↓
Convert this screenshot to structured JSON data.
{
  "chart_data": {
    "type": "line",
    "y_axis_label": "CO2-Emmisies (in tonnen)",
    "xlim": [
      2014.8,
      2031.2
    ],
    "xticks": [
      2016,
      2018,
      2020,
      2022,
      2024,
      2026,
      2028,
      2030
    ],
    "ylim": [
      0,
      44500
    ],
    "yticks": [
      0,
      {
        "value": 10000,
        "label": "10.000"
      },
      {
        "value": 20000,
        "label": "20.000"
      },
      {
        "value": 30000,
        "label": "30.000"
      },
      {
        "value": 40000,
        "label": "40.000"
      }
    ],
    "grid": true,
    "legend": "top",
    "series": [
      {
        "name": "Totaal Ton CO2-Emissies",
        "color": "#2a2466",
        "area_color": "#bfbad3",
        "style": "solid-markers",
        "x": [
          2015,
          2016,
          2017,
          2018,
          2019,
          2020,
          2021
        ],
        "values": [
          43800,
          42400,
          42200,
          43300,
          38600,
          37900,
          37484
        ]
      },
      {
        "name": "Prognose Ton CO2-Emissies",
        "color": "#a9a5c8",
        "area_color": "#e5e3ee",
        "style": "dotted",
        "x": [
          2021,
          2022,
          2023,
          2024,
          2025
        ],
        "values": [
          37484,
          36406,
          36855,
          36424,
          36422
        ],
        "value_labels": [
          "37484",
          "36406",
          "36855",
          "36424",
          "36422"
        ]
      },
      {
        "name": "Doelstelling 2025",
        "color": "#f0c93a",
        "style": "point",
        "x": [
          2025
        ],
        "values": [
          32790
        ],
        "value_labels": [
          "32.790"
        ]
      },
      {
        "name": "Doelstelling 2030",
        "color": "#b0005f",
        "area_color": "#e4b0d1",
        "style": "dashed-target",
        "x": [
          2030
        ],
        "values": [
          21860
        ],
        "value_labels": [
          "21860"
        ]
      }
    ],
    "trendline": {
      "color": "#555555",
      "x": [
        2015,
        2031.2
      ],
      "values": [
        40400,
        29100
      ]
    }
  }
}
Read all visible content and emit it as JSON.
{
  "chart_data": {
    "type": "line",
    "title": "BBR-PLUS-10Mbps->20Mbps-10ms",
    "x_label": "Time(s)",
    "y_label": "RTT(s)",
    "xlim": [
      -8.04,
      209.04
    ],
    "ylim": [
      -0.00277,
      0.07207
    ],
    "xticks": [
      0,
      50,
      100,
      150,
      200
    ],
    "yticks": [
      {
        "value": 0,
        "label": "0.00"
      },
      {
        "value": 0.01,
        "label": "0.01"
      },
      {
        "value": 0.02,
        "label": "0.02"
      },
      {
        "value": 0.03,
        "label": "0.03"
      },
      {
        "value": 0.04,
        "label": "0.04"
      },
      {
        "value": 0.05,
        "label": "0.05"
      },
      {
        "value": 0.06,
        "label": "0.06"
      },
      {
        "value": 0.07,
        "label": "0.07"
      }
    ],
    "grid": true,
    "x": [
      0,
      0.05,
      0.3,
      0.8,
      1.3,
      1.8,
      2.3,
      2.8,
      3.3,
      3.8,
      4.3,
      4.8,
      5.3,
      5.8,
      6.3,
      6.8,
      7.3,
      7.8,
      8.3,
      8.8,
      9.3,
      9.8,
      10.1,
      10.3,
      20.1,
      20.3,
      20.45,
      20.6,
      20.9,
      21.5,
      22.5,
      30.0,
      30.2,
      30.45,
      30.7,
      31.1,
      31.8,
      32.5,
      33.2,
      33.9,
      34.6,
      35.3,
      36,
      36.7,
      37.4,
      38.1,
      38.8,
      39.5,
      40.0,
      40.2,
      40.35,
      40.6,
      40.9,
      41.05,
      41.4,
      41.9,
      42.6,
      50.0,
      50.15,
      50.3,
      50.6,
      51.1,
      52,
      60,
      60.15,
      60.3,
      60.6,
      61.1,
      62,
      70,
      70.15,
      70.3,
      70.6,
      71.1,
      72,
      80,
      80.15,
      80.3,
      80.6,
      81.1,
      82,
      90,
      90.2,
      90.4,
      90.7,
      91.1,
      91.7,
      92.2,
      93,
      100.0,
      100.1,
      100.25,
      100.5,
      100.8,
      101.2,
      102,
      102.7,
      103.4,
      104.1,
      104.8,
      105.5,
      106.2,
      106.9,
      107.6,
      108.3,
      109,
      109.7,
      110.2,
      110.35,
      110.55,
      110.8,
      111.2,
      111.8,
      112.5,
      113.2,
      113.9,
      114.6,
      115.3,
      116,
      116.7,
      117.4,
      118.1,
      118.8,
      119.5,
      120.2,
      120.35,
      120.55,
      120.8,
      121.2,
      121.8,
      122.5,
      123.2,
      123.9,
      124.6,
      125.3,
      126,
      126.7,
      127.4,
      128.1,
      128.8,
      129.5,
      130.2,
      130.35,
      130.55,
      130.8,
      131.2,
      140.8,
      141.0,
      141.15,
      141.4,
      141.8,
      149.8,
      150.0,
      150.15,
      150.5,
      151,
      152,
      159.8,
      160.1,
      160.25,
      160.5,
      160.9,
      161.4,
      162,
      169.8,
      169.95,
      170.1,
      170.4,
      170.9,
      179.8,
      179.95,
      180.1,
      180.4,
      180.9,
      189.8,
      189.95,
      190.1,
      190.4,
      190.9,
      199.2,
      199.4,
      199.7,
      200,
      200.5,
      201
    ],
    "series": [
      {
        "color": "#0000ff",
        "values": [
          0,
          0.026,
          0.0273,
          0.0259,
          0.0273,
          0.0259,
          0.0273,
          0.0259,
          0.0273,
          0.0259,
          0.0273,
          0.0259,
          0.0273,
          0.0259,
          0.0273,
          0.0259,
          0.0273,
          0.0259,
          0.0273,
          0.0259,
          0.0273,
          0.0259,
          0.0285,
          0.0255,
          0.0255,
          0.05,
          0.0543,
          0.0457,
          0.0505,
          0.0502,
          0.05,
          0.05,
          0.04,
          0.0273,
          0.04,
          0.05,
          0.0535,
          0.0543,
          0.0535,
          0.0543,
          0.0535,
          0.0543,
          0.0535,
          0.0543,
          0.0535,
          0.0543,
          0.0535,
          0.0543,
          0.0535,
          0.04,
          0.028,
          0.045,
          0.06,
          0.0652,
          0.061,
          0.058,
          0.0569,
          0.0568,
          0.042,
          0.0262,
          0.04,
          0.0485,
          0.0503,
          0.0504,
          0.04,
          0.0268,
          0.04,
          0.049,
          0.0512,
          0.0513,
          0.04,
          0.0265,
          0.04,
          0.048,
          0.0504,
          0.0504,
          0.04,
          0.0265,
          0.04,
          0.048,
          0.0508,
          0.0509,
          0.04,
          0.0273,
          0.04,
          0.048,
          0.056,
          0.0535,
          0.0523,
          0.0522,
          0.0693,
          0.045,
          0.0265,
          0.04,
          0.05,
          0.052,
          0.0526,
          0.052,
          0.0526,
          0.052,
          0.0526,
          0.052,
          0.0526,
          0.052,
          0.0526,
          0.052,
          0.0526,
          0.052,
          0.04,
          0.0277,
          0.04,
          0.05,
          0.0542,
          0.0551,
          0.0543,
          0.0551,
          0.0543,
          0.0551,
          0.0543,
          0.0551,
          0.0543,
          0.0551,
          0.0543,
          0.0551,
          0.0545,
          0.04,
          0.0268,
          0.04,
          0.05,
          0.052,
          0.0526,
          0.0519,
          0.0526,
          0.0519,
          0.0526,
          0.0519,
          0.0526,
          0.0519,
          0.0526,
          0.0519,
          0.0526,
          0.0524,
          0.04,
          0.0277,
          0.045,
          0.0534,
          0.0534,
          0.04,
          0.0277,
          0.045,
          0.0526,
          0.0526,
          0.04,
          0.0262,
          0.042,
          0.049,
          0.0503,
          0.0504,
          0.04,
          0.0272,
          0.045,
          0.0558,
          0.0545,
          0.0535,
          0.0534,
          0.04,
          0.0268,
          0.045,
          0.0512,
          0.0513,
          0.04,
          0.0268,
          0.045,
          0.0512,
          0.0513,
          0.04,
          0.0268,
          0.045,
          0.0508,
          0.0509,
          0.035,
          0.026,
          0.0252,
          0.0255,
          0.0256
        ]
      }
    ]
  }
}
↑
== TASK TO COMPLETE ==
Locate the lines above that contain "style" and copy them.

== RESULT OF THE EXERCISE ==
        "style": "solid-markers",
        "style": "dotted",
        "style": "point",
        "style": "dashed-target",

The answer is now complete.